WHAT TO PRODUCE
Gather the lines below that include the string "which", copying each in full.

RECORDED DATA

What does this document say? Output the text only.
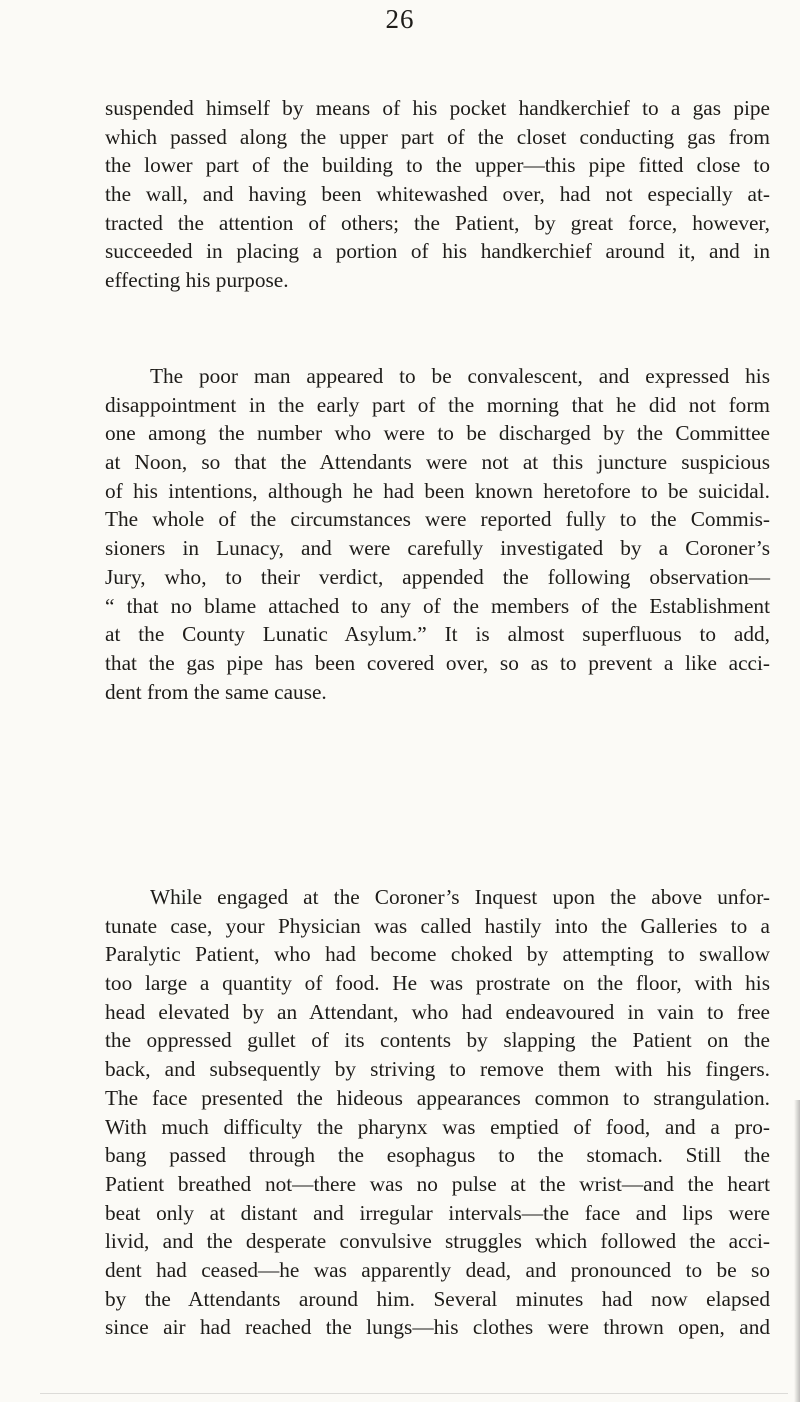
26
suspended himself by means of his pocket handkerchief to a gas pipe
which passed along the upper part of the closet conducting gas from
the lower part of the building to the upper—this pipe fitted close to
the wall, and having been whitewashed over, had not especially at-
tracted the attention of others; the Patient, by great force, however,
succeeded in placing a portion of his handkerchief around it, and in
effecting his purpose.
The poor man appeared to be convalescent, and expressed his
disappointment in the early part of the morning that he did not form
one among the number who were to be discharged by the Committee
at Noon, so that the Attendants were not at this juncture suspicious
of his intentions, although he had been known heretofore to be suicidal.
The whole of the circumstances were reported fully to the Commis-
sioners in Lunacy, and were carefully investigated by a Coroner’s
Jury, who, to their verdict, appended the following observation—
“ that no blame attached to any of the members of the Establishment
at the County Lunatic Asylum.” It is almost superfluous to add,
that the gas pipe has been covered over, so as to prevent a like acci-
dent from the same cause.
While engaged at the Coroner’s Inquest upon the above unfor-
tunate case, your Physician was called hastily into the Galleries to a
Paralytic Patient, who had become choked by attempting to swallow
too large a quantity of food. He was prostrate on the floor, with his
head elevated by an Attendant, who had endeavoured in vain to free
the oppressed gullet of its contents by slapping the Patient on the
back, and subsequently by striving to remove them with his fingers.
The face presented the hideous appearances common to strangulation.
With much difficulty the pharynx was emptied of food, and a pro-
bang passed through the esophagus to the stomach. Still the
Patient breathed not—there was no pulse at the wrist—and the heart
beat only at distant and irregular intervals—the face and lips were
livid, and the desperate convulsive struggles which followed the acci-
dent had ceased—he was apparently dead, and pronounced to be so
by the Attendants around him. Several minutes had now elapsed
since air had reached the lungs—his clothes were thrown open, and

TASK RESULT
which passed along the upper part of the closet conducting gas from
livid, and the desperate convulsive struggles which followed the acci-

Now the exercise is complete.